**Required work:**
Report, as a bare number, how many lines of the material below contain the word "while".

**Input records:**
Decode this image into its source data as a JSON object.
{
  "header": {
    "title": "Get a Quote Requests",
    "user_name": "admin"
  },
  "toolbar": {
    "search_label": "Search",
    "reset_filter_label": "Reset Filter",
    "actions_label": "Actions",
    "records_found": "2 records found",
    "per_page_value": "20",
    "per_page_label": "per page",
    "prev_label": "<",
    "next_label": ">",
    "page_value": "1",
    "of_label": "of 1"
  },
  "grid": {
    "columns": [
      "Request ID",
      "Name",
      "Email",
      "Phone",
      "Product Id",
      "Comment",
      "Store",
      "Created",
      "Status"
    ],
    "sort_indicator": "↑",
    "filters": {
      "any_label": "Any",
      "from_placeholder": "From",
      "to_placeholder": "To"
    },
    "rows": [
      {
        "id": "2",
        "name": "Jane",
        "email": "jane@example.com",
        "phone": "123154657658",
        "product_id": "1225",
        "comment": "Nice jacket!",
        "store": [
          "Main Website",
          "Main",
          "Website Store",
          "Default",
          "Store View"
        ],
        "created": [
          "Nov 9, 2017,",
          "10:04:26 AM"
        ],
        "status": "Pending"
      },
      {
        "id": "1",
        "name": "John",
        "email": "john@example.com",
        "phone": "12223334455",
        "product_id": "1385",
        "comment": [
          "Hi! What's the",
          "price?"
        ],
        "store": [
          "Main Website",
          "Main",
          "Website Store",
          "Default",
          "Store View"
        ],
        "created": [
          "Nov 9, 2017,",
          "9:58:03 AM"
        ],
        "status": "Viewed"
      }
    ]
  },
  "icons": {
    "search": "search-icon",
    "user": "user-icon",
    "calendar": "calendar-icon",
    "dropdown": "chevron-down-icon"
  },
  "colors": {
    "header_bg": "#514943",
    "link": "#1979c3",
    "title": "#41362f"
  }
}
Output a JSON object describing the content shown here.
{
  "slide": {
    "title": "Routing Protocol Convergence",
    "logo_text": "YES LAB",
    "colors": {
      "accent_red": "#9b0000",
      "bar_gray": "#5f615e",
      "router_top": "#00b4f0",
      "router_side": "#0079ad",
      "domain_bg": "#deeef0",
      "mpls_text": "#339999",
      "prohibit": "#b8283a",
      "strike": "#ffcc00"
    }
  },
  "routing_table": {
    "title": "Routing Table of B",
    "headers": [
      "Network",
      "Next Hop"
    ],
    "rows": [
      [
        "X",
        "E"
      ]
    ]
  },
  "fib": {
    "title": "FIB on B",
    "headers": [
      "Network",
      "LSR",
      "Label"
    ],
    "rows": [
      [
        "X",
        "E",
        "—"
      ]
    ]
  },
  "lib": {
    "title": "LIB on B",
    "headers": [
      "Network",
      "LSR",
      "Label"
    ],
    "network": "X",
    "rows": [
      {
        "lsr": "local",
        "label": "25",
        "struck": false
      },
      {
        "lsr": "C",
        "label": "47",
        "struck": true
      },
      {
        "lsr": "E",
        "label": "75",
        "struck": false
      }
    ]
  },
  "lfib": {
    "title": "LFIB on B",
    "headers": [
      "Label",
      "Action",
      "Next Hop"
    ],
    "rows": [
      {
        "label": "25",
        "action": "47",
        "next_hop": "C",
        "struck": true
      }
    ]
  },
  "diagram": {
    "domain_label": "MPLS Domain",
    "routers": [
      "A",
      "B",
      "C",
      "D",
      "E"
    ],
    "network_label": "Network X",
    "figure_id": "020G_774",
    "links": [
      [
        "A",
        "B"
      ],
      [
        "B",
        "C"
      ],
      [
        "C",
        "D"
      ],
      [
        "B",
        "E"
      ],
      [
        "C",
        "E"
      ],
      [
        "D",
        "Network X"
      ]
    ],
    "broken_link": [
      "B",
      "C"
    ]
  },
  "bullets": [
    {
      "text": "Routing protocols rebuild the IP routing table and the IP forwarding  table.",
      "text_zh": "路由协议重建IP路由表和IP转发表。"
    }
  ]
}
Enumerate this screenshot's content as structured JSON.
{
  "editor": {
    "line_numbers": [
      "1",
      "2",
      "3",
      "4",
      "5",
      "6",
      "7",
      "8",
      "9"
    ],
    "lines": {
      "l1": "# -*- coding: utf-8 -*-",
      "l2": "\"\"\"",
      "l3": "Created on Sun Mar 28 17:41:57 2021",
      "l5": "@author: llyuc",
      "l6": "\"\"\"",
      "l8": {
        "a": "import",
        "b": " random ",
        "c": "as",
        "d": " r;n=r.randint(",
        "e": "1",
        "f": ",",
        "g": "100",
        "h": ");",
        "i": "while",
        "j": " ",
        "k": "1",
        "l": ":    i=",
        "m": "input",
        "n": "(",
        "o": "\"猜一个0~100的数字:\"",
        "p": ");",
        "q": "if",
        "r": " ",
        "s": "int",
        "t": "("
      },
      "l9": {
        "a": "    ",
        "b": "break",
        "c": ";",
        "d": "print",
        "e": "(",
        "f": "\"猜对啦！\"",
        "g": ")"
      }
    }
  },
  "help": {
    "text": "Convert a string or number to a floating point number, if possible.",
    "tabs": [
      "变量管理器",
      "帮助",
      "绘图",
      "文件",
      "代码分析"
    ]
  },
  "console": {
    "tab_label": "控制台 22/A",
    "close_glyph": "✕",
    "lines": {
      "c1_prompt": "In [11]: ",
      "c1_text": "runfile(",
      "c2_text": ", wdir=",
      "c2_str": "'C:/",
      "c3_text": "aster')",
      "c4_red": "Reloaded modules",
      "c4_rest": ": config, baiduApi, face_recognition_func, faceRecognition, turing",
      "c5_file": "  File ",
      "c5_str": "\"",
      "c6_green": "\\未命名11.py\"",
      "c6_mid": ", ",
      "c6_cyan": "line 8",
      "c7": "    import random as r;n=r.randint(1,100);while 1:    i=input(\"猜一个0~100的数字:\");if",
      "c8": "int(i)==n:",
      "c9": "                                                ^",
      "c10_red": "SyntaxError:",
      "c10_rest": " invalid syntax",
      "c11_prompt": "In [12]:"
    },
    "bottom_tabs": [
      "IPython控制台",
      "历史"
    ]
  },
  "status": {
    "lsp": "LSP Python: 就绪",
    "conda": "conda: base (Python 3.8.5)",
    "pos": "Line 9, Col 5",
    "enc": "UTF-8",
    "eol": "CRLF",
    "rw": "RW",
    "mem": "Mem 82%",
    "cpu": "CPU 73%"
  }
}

**Worked solution:**
2